CHALLENGE - Leaving out the pictures, please retype each record exactly.

## START EXERCISE DATA

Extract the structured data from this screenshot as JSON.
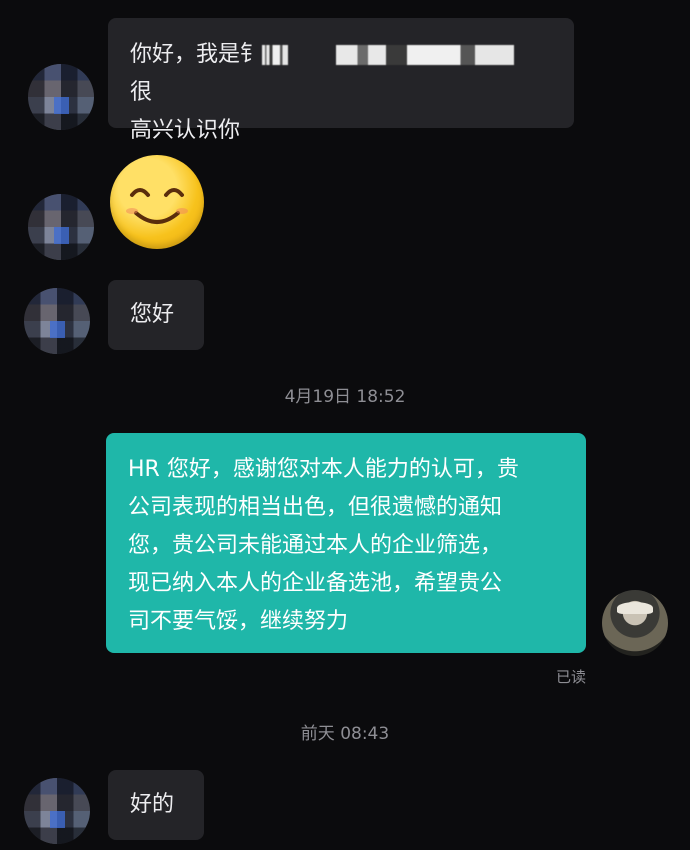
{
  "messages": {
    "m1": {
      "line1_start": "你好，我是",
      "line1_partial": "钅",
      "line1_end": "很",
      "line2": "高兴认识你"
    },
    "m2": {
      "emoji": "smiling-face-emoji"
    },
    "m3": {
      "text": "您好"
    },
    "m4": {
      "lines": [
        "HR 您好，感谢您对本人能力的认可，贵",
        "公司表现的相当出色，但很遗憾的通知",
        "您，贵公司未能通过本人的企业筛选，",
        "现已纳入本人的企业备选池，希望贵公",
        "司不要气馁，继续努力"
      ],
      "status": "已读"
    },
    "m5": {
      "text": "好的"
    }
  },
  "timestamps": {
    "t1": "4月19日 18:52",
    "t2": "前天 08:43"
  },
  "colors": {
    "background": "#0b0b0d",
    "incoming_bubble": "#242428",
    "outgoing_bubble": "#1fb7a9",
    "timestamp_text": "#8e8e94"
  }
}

## END EXERCISE DATA

EXERCISE ANSWER -
Extract the structured data from this screenshot as JSON.
{
  "messages": {
    "m1": {
      "line1_start": "你好，我是",
      "line1_partial": "钅",
      "line1_end": "很",
      "line2": "高兴认识你"
    },
    "m2": {
      "emoji": "smiling-face-emoji"
    },
    "m3": {
      "text": "您好"
    },
    "m4": {
      "lines": [
        "HR 您好，感谢您对本人能力的认可，贵",
        "公司表现的相当出色，但很遗憾的通知",
        "您，贵公司未能通过本人的企业筛选，",
        "现已纳入本人的企业备选池，希望贵公",
        "司不要气馁，继续努力"
      ],
      "status": "已读"
    },
    "m5": {
      "text": "好的"
    }
  },
  "timestamps": {
    "t1": "4月19日 18:52",
    "t2": "前天 08:43"
  },
  "colors": {
    "background": "#0b0b0d",
    "incoming_bubble": "#242428",
    "outgoing_bubble": "#1fb7a9",
    "timestamp_text": "#8e8e94"
  }
}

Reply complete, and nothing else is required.